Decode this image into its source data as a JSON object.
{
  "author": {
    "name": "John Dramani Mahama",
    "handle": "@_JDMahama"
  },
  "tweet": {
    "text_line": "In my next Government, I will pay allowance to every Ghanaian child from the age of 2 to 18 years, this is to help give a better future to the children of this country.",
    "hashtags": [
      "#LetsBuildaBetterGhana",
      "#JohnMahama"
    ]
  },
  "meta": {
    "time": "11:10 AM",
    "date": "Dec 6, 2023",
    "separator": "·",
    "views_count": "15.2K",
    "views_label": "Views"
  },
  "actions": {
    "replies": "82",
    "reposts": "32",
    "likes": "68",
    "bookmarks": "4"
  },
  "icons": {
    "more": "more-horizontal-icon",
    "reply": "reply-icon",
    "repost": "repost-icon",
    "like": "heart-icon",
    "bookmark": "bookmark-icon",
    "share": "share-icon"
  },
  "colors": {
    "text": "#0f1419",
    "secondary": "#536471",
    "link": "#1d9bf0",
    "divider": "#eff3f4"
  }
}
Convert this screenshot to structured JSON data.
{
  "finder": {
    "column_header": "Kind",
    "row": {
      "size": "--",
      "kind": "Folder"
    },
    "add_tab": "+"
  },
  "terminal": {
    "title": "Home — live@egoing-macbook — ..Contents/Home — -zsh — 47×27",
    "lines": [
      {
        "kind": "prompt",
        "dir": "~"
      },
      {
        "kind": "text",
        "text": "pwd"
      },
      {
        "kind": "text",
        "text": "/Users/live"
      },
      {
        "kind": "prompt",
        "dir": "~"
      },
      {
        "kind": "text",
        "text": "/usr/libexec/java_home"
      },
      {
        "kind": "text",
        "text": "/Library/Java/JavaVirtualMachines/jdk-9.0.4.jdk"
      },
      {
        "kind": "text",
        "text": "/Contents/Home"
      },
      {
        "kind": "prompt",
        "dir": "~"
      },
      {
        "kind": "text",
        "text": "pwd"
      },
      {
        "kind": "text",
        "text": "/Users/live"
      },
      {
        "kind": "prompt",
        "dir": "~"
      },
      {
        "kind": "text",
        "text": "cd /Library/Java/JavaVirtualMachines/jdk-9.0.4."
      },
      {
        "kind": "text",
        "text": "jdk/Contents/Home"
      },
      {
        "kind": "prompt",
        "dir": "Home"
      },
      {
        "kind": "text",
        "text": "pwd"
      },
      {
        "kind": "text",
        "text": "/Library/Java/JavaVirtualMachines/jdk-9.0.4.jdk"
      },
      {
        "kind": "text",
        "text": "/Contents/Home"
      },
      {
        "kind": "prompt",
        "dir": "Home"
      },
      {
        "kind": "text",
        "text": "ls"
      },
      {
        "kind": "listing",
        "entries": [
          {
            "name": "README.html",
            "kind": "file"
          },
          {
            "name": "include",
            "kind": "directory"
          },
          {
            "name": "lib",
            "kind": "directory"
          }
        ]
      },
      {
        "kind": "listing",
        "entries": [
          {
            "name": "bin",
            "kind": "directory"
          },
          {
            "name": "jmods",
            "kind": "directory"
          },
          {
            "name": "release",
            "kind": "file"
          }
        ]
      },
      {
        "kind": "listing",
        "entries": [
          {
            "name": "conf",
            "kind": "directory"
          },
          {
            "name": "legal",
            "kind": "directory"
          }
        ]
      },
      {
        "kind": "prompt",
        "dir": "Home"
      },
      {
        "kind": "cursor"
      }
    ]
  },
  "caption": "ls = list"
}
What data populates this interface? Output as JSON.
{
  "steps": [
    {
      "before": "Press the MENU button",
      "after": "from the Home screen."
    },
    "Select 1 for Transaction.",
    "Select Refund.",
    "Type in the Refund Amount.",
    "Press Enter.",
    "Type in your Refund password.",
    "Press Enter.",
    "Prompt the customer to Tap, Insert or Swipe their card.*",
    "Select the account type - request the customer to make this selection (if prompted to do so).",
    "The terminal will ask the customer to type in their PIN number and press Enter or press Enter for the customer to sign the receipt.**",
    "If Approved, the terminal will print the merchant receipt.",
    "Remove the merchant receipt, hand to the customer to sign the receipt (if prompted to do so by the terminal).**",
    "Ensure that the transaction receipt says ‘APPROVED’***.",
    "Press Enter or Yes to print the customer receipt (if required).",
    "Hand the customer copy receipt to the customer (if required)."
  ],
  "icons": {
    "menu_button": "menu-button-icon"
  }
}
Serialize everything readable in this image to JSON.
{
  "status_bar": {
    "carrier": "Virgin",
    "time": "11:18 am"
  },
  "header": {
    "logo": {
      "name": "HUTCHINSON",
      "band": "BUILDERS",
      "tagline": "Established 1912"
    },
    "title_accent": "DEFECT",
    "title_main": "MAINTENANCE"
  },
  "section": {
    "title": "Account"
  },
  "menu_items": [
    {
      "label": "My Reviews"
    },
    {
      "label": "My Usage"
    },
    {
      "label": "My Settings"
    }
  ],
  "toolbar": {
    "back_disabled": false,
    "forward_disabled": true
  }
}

—————

> **PROBLEM TO WORK ON**
Read the data above and pull out each line that holds the string "required".

> **EXERCISE SOLUTION**
    "Press Enter or Yes to print the customer receipt (if required).",
    "Hand the customer copy receipt to the customer (if required)."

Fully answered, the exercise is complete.